> Material supplied
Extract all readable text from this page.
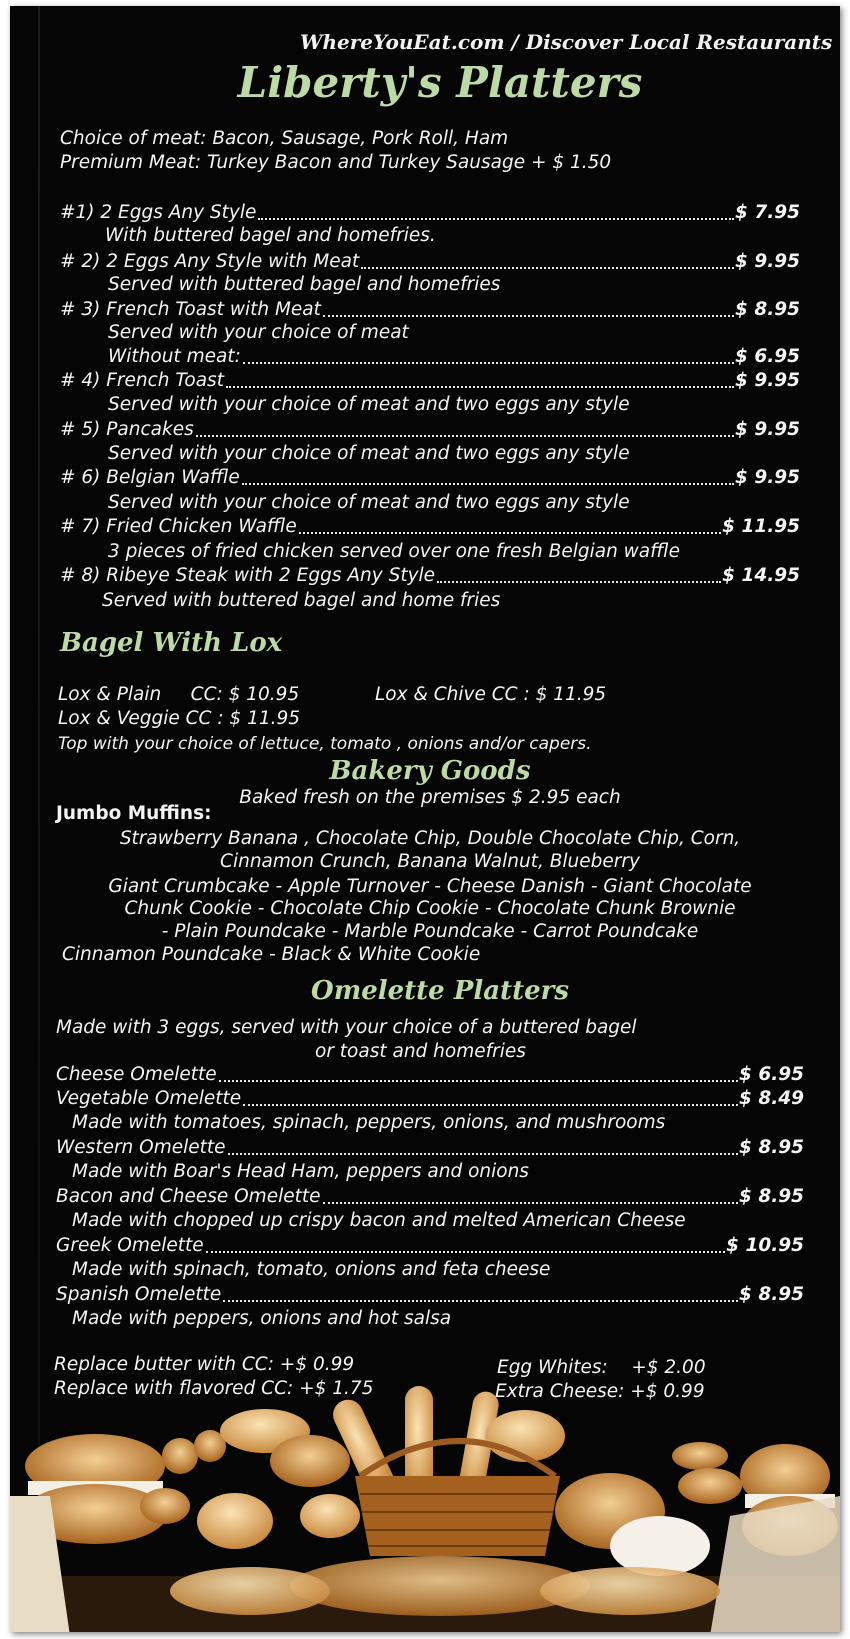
WhereYouEat.com / Discover Local Restaurants
Liberty's Platters
Choice of meat: Bacon, Sausage, Pork Roll, Ham
Premium Meat: Turkey Bacon and Turkey Sausage + $ 1.50
#1) 2 Eggs Any Style	$ 7.95
With buttered bagel and homefries.
# 2) 2 Eggs Any Style with Meat	$ 9.95
Served with buttered bagel and homefries
# 3) French Toast with Meat	$ 8.95
Served with your choice of meat
Without meat:	$ 6.95
# 4) French Toast	$ 9.95
Served with your choice of meat and two eggs any style
# 5) Pancakes	$ 9.95
Served with your choice of meat and two eggs any style
# 6) Belgian Waffle	$ 9.95
Served with your choice of meat and two eggs any style
# 7) Fried Chicken Waffle	$ 11.95
3 pieces of fried chicken served over one fresh Belgian waffle
# 8) Ribeye Steak with 2 Eggs Any Style	$ 14.95
Served with buttered bagel and home fries
Bagel With Lox
Lox & Plain     CC: $ 10.95	Lox & Chive CC : $ 11.95
Lox & Veggie CC : $ 11.95
Top with your choice of lettuce, tomato , onions and/or capers.
Bakery Goods
Baked fresh on the premises $ 2.95 each
Jumbo Muffins:
Strawberry Banana , Chocolate Chip, Double Chocolate Chip, Corn,
Cinnamon Crunch, Banana Walnut, Blueberry
Giant Crumbcake - Apple Turnover - Cheese Danish - Giant Chocolate
Chunk Cookie - Chocolate Chip Cookie - Chocolate Chunk Brownie
- Plain Poundcake - Marble Poundcake - Carrot Poundcake
Cinnamon Poundcake - Black & White Cookie
Omelette Platters
Made with 3 eggs, served with your choice of a buttered bagel
or toast and homefries
Cheese Omelette	$ 6.95
Vegetable Omelette	$ 8.49
Made with tomatoes, spinach, peppers, onions, and mushrooms
Western Omelette	$ 8.95
Made with Boar's Head Ham, peppers and onions
Bacon and Cheese Omelette	$ 8.95
Made with chopped up crispy bacon and melted American Cheese
Greek Omelette	$ 10.95
Made with spinach, tomato, onions and feta cheese
Spanish Omelette	$ 8.95
Made with peppers, onions and hot salsa
Replace butter with CC: +$ 0.99
Replace with flavored CC: +$ 1.75
Egg Whites:    +$ 2.00
Extra Cheese: +$ 0.99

> Directions for this task
Repeat the data in full and exactly. Omit pictures.

> Task output
Extract all readable text from this page.
WhereYouEat.com / Discover Local Restaurants
Liberty's Platters
Choice of meat: Bacon, Sausage, Pork Roll, Ham
Premium Meat: Turkey Bacon and Turkey Sausage + $ 1.50
#1) 2 Eggs Any Style	$ 7.95
With buttered bagel and homefries.
# 2) 2 Eggs Any Style with Meat	$ 9.95
Served with buttered bagel and homefries
# 3) French Toast with Meat	$ 8.95
Served with your choice of meat
Without meat:	$ 6.95
# 4) French Toast	$ 9.95
Served with your choice of meat and two eggs any style
# 5) Pancakes	$ 9.95
Served with your choice of meat and two eggs any style
# 6) Belgian Waffle	$ 9.95
Served with your choice of meat and two eggs any style
# 7) Fried Chicken Waffle	$ 11.95
3 pieces of fried chicken served over one fresh Belgian waffle
# 8) Ribeye Steak with 2 Eggs Any Style	$ 14.95
Served with buttered bagel and home fries
Bagel With Lox
Lox & Plain     CC: $ 10.95	Lox & Chive CC : $ 11.95
Lox & Veggie CC : $ 11.95
Top with your choice of lettuce, tomato , onions and/or capers.
Bakery Goods
Baked fresh on the premises $ 2.95 each
Jumbo Muffins:
Strawberry Banana , Chocolate Chip, Double Chocolate Chip, Corn,
Cinnamon Crunch, Banana Walnut, Blueberry
Giant Crumbcake - Apple Turnover - Cheese Danish - Giant Chocolate
Chunk Cookie - Chocolate Chip Cookie - Chocolate Chunk Brownie
- Plain Poundcake - Marble Poundcake - Carrot Poundcake
Cinnamon Poundcake - Black & White Cookie
Omelette Platters
Made with 3 eggs, served with your choice of a buttered bagel
or toast and homefries
Cheese Omelette	$ 6.95
Vegetable Omelette	$ 8.49
Made with tomatoes, spinach, peppers, onions, and mushrooms
Western Omelette	$ 8.95
Made with Boar's Head Ham, peppers and onions
Bacon and Cheese Omelette	$ 8.95
Made with chopped up crispy bacon and melted American Cheese
Greek Omelette	$ 10.95
Made with spinach, tomato, onions and feta cheese
Spanish Omelette	$ 8.95
Made with peppers, onions and hot salsa
Replace butter with CC: +$ 0.99
Replace with flavored CC: +$ 1.75
Egg Whites:    +$ 2.00
Extra Cheese: +$ 0.99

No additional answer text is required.